**TO DO:** Identify each line containing the word "have" and copy it.

--- BEGIN INPUT DATA ---

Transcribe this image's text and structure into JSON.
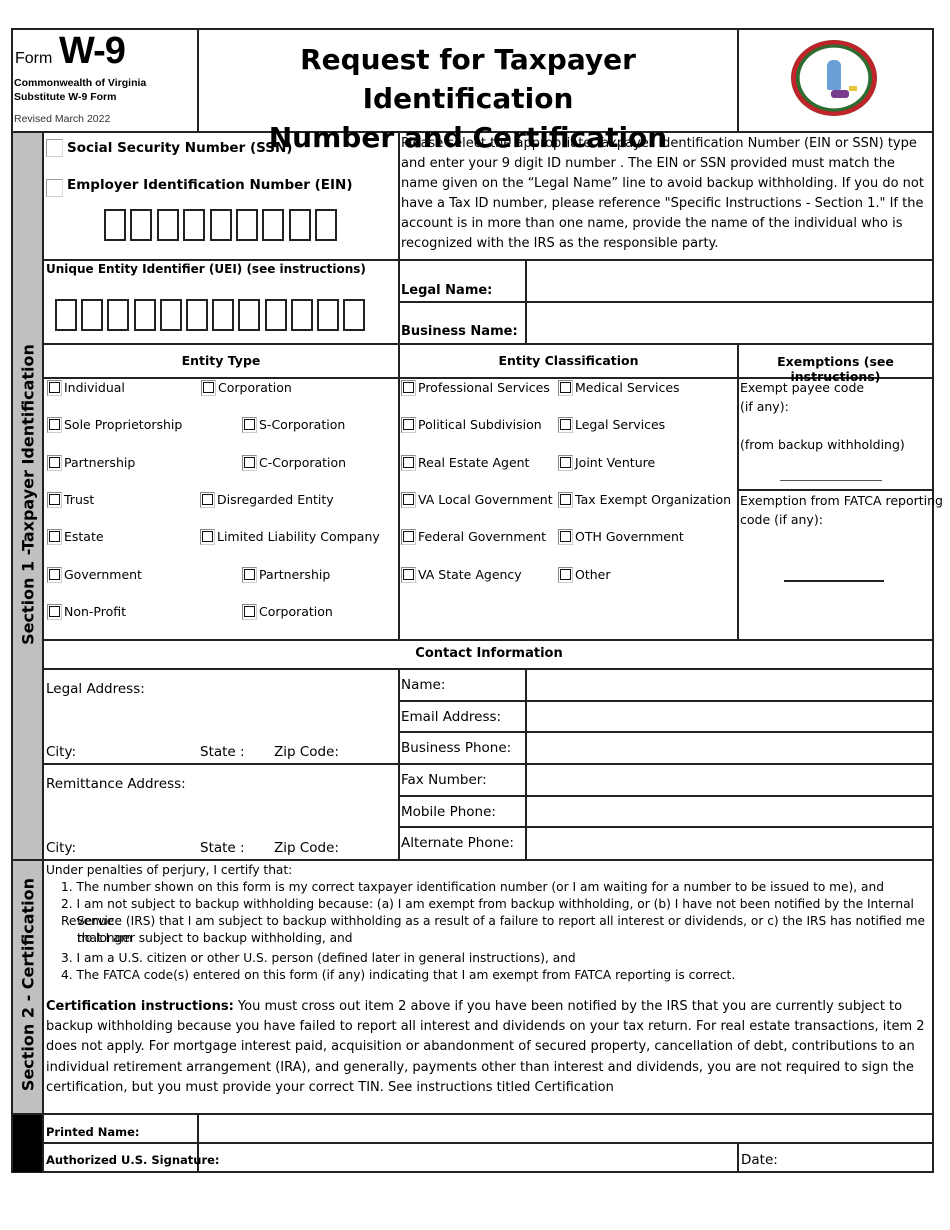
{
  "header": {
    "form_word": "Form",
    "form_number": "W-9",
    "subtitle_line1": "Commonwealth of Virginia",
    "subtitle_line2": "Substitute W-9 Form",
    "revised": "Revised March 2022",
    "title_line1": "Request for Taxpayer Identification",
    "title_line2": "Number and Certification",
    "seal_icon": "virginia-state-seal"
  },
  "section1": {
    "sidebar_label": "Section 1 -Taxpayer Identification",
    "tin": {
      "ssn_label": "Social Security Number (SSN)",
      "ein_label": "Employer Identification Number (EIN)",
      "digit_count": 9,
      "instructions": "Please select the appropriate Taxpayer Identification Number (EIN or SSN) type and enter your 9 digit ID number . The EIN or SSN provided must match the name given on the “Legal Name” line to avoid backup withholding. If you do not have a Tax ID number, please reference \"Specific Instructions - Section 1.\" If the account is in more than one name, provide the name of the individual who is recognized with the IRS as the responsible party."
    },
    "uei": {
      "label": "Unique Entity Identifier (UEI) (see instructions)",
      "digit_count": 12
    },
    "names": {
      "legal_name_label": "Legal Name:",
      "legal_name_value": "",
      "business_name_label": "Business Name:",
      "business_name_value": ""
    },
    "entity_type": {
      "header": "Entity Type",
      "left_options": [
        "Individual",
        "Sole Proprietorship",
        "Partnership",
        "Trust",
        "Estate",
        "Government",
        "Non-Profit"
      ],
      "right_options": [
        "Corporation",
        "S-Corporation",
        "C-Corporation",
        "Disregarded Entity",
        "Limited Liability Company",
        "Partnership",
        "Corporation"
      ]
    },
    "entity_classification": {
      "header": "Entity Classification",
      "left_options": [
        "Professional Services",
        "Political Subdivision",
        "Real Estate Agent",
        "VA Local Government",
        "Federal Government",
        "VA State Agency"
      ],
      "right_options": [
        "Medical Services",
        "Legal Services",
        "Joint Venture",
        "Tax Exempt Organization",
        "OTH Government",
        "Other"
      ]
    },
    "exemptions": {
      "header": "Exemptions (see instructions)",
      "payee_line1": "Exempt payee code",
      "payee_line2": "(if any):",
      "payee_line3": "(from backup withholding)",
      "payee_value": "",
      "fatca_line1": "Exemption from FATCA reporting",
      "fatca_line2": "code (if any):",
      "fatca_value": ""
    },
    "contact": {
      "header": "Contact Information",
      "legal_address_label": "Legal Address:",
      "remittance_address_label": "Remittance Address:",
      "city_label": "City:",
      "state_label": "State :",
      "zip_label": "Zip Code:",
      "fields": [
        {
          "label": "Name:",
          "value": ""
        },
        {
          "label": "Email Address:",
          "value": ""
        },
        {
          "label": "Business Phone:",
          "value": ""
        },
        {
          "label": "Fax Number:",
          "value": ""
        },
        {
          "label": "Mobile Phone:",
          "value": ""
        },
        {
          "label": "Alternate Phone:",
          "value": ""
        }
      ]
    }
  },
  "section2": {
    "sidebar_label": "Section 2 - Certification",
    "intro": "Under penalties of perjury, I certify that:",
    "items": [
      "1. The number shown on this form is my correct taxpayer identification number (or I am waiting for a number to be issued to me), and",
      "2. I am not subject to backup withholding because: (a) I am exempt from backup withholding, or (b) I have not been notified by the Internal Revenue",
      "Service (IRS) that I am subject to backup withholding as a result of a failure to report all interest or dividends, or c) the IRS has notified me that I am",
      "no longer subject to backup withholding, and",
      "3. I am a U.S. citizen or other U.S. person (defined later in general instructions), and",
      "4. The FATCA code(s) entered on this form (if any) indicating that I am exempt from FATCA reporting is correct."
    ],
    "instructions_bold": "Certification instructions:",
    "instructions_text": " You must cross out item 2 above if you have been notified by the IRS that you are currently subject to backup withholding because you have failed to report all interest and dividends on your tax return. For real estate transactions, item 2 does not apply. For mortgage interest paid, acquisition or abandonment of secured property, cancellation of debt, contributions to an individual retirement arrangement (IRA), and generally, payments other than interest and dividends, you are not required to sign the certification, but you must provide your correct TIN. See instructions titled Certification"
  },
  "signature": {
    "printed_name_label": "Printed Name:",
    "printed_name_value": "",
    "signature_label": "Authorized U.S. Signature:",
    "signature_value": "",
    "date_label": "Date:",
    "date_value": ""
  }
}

--- END INPUT DATA ---
--- BEGIN INPUT DATA ---

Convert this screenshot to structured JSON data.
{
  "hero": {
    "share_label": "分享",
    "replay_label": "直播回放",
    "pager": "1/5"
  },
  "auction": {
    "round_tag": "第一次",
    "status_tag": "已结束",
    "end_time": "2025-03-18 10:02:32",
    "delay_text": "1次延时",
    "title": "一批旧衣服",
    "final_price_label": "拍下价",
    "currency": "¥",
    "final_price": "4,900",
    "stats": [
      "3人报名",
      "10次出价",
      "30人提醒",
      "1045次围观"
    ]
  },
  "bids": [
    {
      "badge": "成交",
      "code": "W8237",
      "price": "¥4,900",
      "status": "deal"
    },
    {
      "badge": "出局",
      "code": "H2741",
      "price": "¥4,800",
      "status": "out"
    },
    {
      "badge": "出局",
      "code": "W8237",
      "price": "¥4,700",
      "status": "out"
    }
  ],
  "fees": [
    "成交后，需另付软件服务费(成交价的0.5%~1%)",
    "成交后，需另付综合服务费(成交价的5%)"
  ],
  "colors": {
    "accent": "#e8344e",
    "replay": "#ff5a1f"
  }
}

--- END INPUT DATA ---

**RESPONSE:**
      "instructions": "Please select the appropriate Taxpayer Identification Number (EIN or SSN) type and enter your 9 digit ID number . The EIN or SSN provided must match the name given on the “Legal Name” line to avoid backup withholding. If you do not have a Tax ID number, please reference \"Specific Instructions - Section 1.\" If the account is in more than one name, provide the name of the individual who is recognized with the IRS as the responsible party."
      "2. I am not subject to backup withholding because: (a) I am exempt from backup withholding, or (b) I have not been notified by the Internal Revenue",
    "instructions_text": " You must cross out item 2 above if you have been notified by the IRS that you are currently subject to backup withholding because you have failed to report all interest and dividends on your tax return. For real estate transactions, item 2 does not apply. For mortgage interest paid, acquisition or abandonment of secured property, cancellation of debt, contributions to an individual retirement arrangement (IRA), and generally, payments other than interest and dividends, you are not required to sign the certification, but you must provide your correct TIN. See instructions titled Certification"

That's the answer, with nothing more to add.